Stated exercise: Examine the records and identify each line that includes the string "Convert". Copy those lines.

Record set:
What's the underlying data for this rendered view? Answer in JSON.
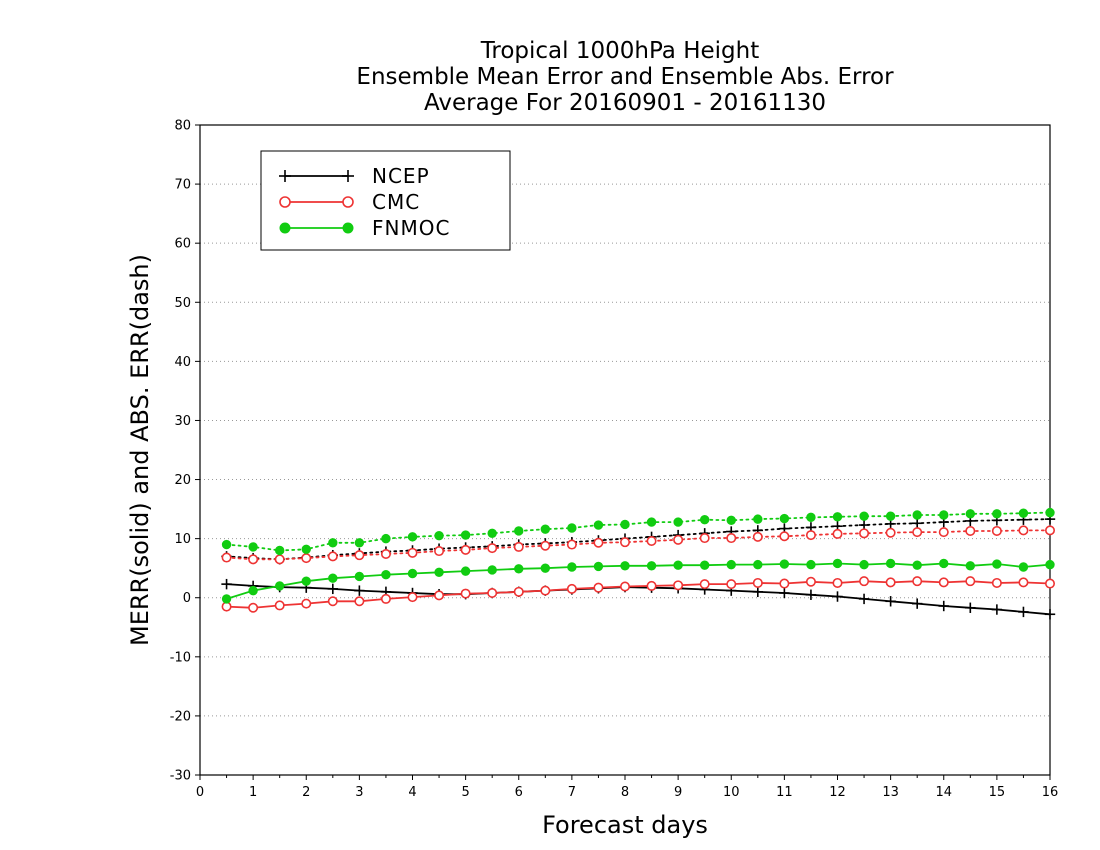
{
  "chart_data": {
    "type": "line",
    "title_lines": [
      "Tropical 1000hPa Height",
      "Ensemble Mean Error and Ensemble Abs. Error",
      "Average For 20160901 - 20161130"
    ],
    "xlabel": "Forecast days",
    "ylabel": "MERR(solid) and ABS. ERR(dash)",
    "xlim": [
      0,
      16
    ],
    "ylim": [
      -30,
      80
    ],
    "xticks": [
      0,
      1,
      2,
      3,
      4,
      5,
      6,
      7,
      8,
      9,
      10,
      11,
      12,
      13,
      14,
      15,
      16
    ],
    "yticks": [
      -30,
      -20,
      -10,
      0,
      10,
      20,
      30,
      40,
      50,
      60,
      70,
      80
    ],
    "grid": "horizontal-dotted",
    "legend_position": "top-left",
    "x": [
      0.5,
      1.0,
      1.5,
      2.0,
      2.5,
      3.0,
      3.5,
      4.0,
      4.5,
      5.0,
      5.5,
      6.0,
      6.5,
      7.0,
      7.5,
      8.0,
      8.5,
      9.0,
      9.5,
      10.0,
      10.5,
      11.0,
      11.5,
      12.0,
      12.5,
      13.0,
      13.5,
      14.0,
      14.5,
      15.0,
      15.5,
      16.0
    ],
    "series": [
      {
        "name": "NCEP",
        "color": "#000000",
        "marker": "plus",
        "mean_error": [
          2.3,
          2.0,
          1.8,
          1.7,
          1.5,
          1.2,
          1.0,
          0.8,
          0.6,
          0.6,
          0.8,
          1.0,
          1.2,
          1.4,
          1.6,
          1.8,
          1.7,
          1.6,
          1.4,
          1.2,
          1.0,
          0.8,
          0.5,
          0.2,
          -0.2,
          -0.6,
          -1.0,
          -1.4,
          -1.7,
          -2.0,
          -2.4,
          -2.8
        ],
        "abs_error": [
          7.0,
          6.7,
          6.5,
          6.8,
          7.2,
          7.5,
          7.8,
          8.0,
          8.3,
          8.5,
          8.7,
          9.0,
          9.2,
          9.4,
          9.7,
          10.0,
          10.3,
          10.6,
          10.9,
          11.2,
          11.4,
          11.7,
          11.9,
          12.1,
          12.3,
          12.5,
          12.6,
          12.8,
          13.0,
          13.1,
          13.2,
          13.3
        ]
      },
      {
        "name": "CMC",
        "color": "#ee3333",
        "marker": "open-circle",
        "mean_error": [
          -1.5,
          -1.7,
          -1.3,
          -1.0,
          -0.6,
          -0.6,
          -0.2,
          0.1,
          0.4,
          0.7,
          0.8,
          1.0,
          1.2,
          1.5,
          1.7,
          1.9,
          2.0,
          2.1,
          2.3,
          2.3,
          2.5,
          2.4,
          2.7,
          2.5,
          2.8,
          2.6,
          2.8,
          2.6,
          2.8,
          2.5,
          2.6,
          2.4
        ],
        "abs_error": [
          6.8,
          6.5,
          6.5,
          6.7,
          7.0,
          7.2,
          7.4,
          7.6,
          7.9,
          8.1,
          8.4,
          8.6,
          8.8,
          9.0,
          9.3,
          9.4,
          9.6,
          9.8,
          10.1,
          10.1,
          10.3,
          10.4,
          10.6,
          10.8,
          10.9,
          11.0,
          11.1,
          11.1,
          11.3,
          11.3,
          11.4,
          11.4
        ]
      },
      {
        "name": "FNMOC",
        "color": "#11cc11",
        "marker": "filled-circle",
        "mean_error": [
          -0.2,
          1.2,
          2.0,
          2.8,
          3.3,
          3.6,
          3.9,
          4.1,
          4.3,
          4.5,
          4.7,
          4.9,
          5.0,
          5.2,
          5.3,
          5.4,
          5.4,
          5.5,
          5.5,
          5.6,
          5.6,
          5.7,
          5.6,
          5.8,
          5.6,
          5.8,
          5.5,
          5.8,
          5.4,
          5.7,
          5.2,
          5.6
        ],
        "abs_error": [
          9.0,
          8.6,
          8.0,
          8.2,
          9.3,
          9.3,
          10.0,
          10.3,
          10.5,
          10.6,
          10.9,
          11.3,
          11.6,
          11.8,
          12.3,
          12.4,
          12.8,
          12.8,
          13.2,
          13.1,
          13.3,
          13.4,
          13.6,
          13.7,
          13.8,
          13.8,
          14.0,
          14.0,
          14.2,
          14.2,
          14.3,
          14.4
        ]
      }
    ]
  }
}
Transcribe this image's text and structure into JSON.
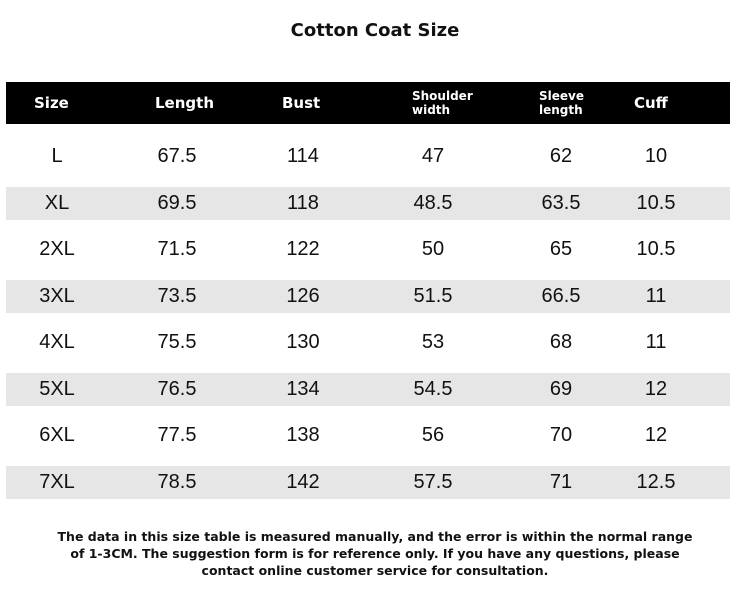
{
  "title": "Cotton Coat Size",
  "table": {
    "header": [
      "Size",
      "Length",
      "Bust",
      "Shoulder width",
      "Sleeve length",
      "Cuff"
    ],
    "rows": [
      [
        "L",
        67.5,
        114,
        47,
        62,
        10
      ],
      [
        "XL",
        69.5,
        118,
        48.5,
        63.5,
        10.5
      ],
      [
        "2XL",
        71.5,
        122,
        50,
        65,
        10.5
      ],
      [
        "3XL",
        73.5,
        126,
        51.5,
        66.5,
        11
      ],
      [
        "4XL",
        75.5,
        130,
        53,
        68,
        11
      ],
      [
        "5XL",
        76.5,
        134,
        54.5,
        69,
        12
      ],
      [
        "6XL",
        77.5,
        138,
        56,
        70,
        12
      ],
      [
        "7XL",
        78.5,
        142,
        57.5,
        71,
        12.5
      ]
    ]
  },
  "note": [
    "The data in this size table is measured manually, and the error is within the normal range",
    "of 1-3CM. The suggestion form is for reference only. If you have any questions, please",
    "contact online customer service for consultation."
  ]
}
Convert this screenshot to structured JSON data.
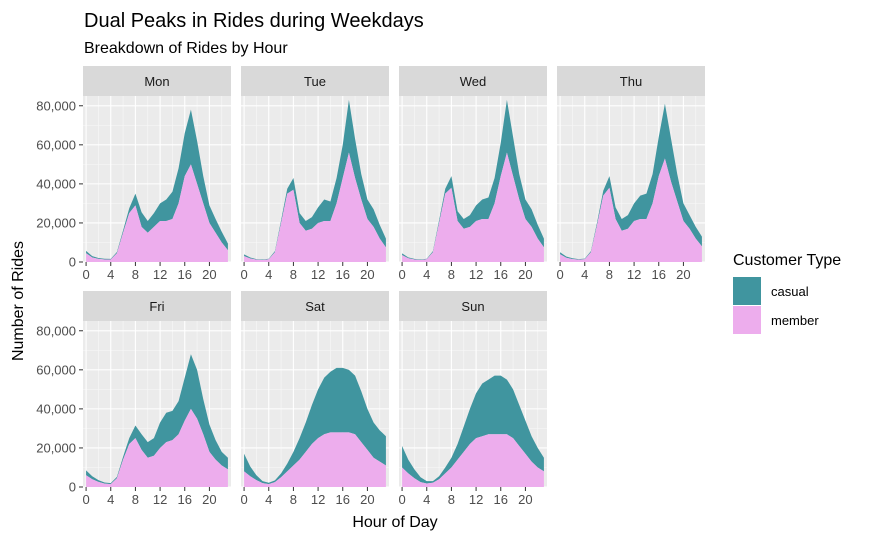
{
  "chart_data": {
    "type": "area",
    "stacked": true,
    "title": "Dual Peaks in Rides during Weekdays",
    "subtitle": "Breakdown of Rides by Hour",
    "xlabel": "Hour of Day",
    "ylabel": "Number of Rides",
    "x": [
      0,
      1,
      2,
      3,
      4,
      5,
      6,
      7,
      8,
      9,
      10,
      11,
      12,
      13,
      14,
      15,
      16,
      17,
      18,
      19,
      20,
      21,
      22,
      23
    ],
    "x_ticks": [
      0,
      4,
      8,
      12,
      16,
      20
    ],
    "x_tick_labels": [
      "0",
      "4",
      "8",
      "12",
      "16",
      "20"
    ],
    "ylim": [
      0,
      85000
    ],
    "y_ticks": [
      0,
      20000,
      40000,
      60000,
      80000
    ],
    "y_tick_labels": [
      "0",
      "20,000",
      "40,000",
      "60,000",
      "80,000"
    ],
    "grid": true,
    "legend": {
      "title": "Customer Type",
      "position": "right"
    },
    "series_styles": [
      {
        "name": "casual",
        "color": "#40959F"
      },
      {
        "name": "member",
        "color": "#EDADED"
      }
    ],
    "panels": [
      {
        "label": "Mon",
        "casual": [
          1200,
          700,
          450,
          350,
          300,
          600,
          1200,
          2500,
          6000,
          7500,
          6000,
          7000,
          9000,
          11000,
          14000,
          18000,
          22000,
          28000,
          22000,
          14000,
          9000,
          7000,
          5500,
          3500
        ],
        "member": [
          4500,
          2300,
          1600,
          1300,
          1300,
          4500,
          15000,
          25000,
          29000,
          18000,
          15000,
          18000,
          21000,
          21000,
          22000,
          30000,
          44000,
          50000,
          40000,
          30000,
          20000,
          15000,
          10000,
          6000
        ]
      },
      {
        "label": "Tue",
        "casual": [
          900,
          500,
          300,
          250,
          250,
          600,
          1300,
          2500,
          6000,
          5000,
          5000,
          6000,
          8000,
          11000,
          10000,
          13000,
          17000,
          27000,
          20000,
          13000,
          10000,
          9000,
          7000,
          4500
        ],
        "member": [
          3000,
          1800,
          1200,
          1000,
          1400,
          5000,
          20000,
          35000,
          37000,
          20000,
          16000,
          17000,
          20000,
          21000,
          21000,
          30000,
          43000,
          56000,
          43000,
          32000,
          22000,
          18000,
          12000,
          7500
        ]
      },
      {
        "label": "Wed",
        "casual": [
          900,
          500,
          300,
          250,
          250,
          600,
          1300,
          2500,
          6000,
          5000,
          5000,
          6000,
          8000,
          10000,
          11000,
          13000,
          17000,
          27000,
          20000,
          13000,
          10000,
          9000,
          7000,
          4500
        ],
        "member": [
          3500,
          1900,
          1300,
          1000,
          1400,
          5000,
          20000,
          35000,
          38000,
          21000,
          17000,
          18000,
          21000,
          22000,
          22000,
          30000,
          44000,
          56000,
          44000,
          32000,
          22000,
          18000,
          12000,
          7500
        ]
      },
      {
        "label": "Thu",
        "casual": [
          1000,
          600,
          400,
          300,
          300,
          600,
          1300,
          2500,
          6000,
          6000,
          6000,
          7000,
          9000,
          12000,
          13000,
          15000,
          20000,
          28000,
          22000,
          14000,
          9000,
          7000,
          6000,
          5000
        ],
        "member": [
          4000,
          2200,
          1500,
          1200,
          1400,
          5000,
          19000,
          34000,
          38000,
          22000,
          16000,
          17000,
          21000,
          22000,
          22000,
          30000,
          44000,
          53000,
          41000,
          31000,
          21000,
          17000,
          12000,
          8000
        ]
      },
      {
        "label": "Fri",
        "casual": [
          2500,
          1500,
          900,
          600,
          500,
          700,
          1500,
          3000,
          6500,
          8000,
          8000,
          9000,
          13000,
          15000,
          15000,
          17000,
          22000,
          28000,
          25000,
          18000,
          14000,
          10000,
          7000,
          6000
        ],
        "member": [
          6000,
          4000,
          2600,
          1700,
          1500,
          4500,
          14000,
          22000,
          25000,
          19000,
          15000,
          16000,
          20000,
          23000,
          24000,
          27000,
          34000,
          40000,
          35000,
          27000,
          18000,
          14000,
          11000,
          9000
        ]
      },
      {
        "label": "Sat",
        "casual": [
          9000,
          5000,
          2500,
          1000,
          700,
          900,
          2000,
          4000,
          7000,
          11000,
          15000,
          20000,
          25000,
          29000,
          31000,
          33000,
          33000,
          32000,
          30000,
          26000,
          21000,
          18000,
          16000,
          15000
        ],
        "member": [
          8000,
          5500,
          3500,
          2000,
          1500,
          2500,
          5000,
          8000,
          11000,
          14000,
          18000,
          22000,
          25000,
          27000,
          28000,
          28000,
          28000,
          28000,
          27000,
          23000,
          19000,
          15000,
          13000,
          11000
        ]
      },
      {
        "label": "Sun",
        "casual": [
          11000,
          7000,
          4500,
          2500,
          1200,
          800,
          1500,
          3000,
          5000,
          8000,
          13000,
          18000,
          23000,
          27000,
          28000,
          30000,
          30000,
          28000,
          25000,
          21000,
          17000,
          13000,
          10000,
          7000
        ],
        "member": [
          10000,
          7000,
          4500,
          2500,
          1800,
          2200,
          4000,
          7000,
          10000,
          14000,
          18000,
          22000,
          25000,
          26000,
          27000,
          27000,
          27000,
          27000,
          25000,
          21000,
          17000,
          13000,
          10000,
          8000
        ]
      }
    ]
  }
}
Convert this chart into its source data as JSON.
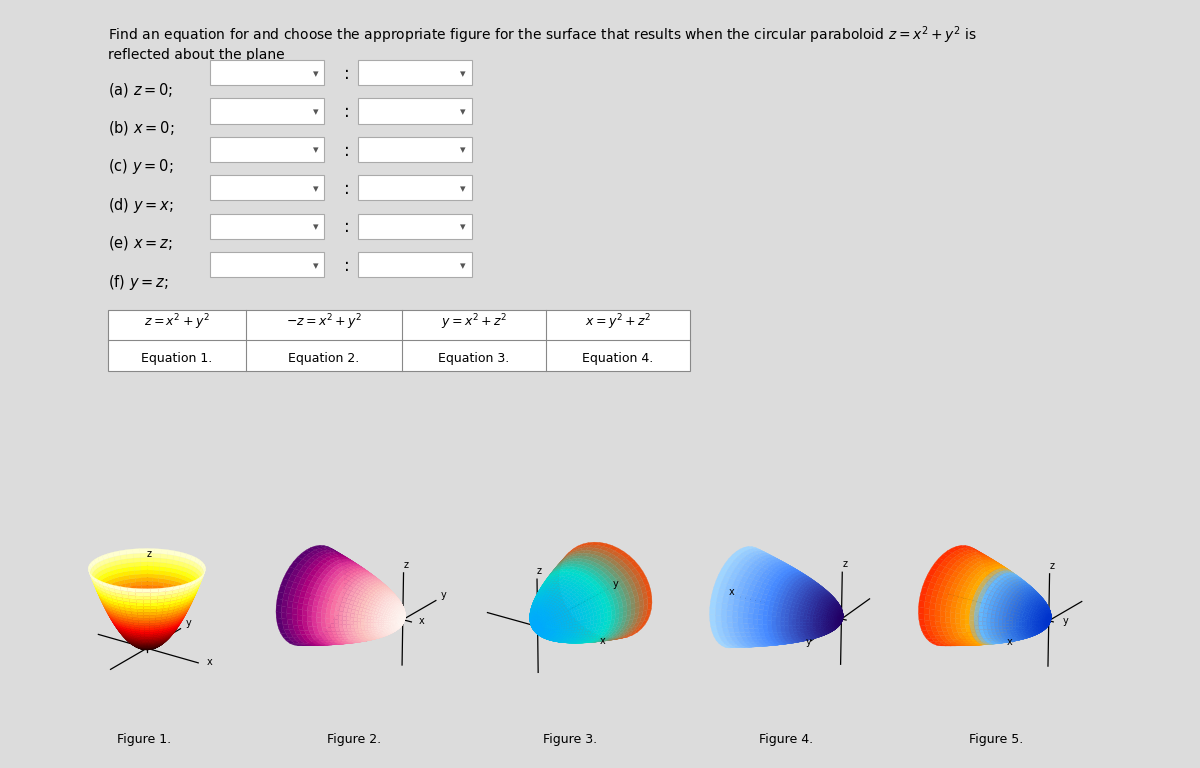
{
  "bg_color": "#dcdcdc",
  "title_line1": "Find an equation for and choose the appropriate figure for the surface that results when the circular paraboloid $z = x^2 + y^2$ is",
  "title_line2": "reflected about the plane",
  "parts": [
    "(a) $z = 0$;",
    "(b) $x = 0$;",
    "(c) $y = 0$;",
    "(d) $y = x$;",
    "(e) $x = z$;",
    "(f) $y = z$;"
  ],
  "equations": [
    "$z = x^2 + y^2$",
    "$-z = x^2 + y^2$",
    "$y = x^2 + z^2$",
    "$x = y^2 + z^2$"
  ],
  "eq_labels": [
    "Equation 1.",
    "Equation 2.",
    "Equation 3.",
    "Equation 4."
  ],
  "fig_labels": [
    "Figure 1.",
    "Figure 2.",
    "Figure 3.",
    "Figure 4.",
    "Figure 5."
  ]
}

Exercise result:
Convert this screenshot to structured JSON data.
Convert this chart into its source data as JSON.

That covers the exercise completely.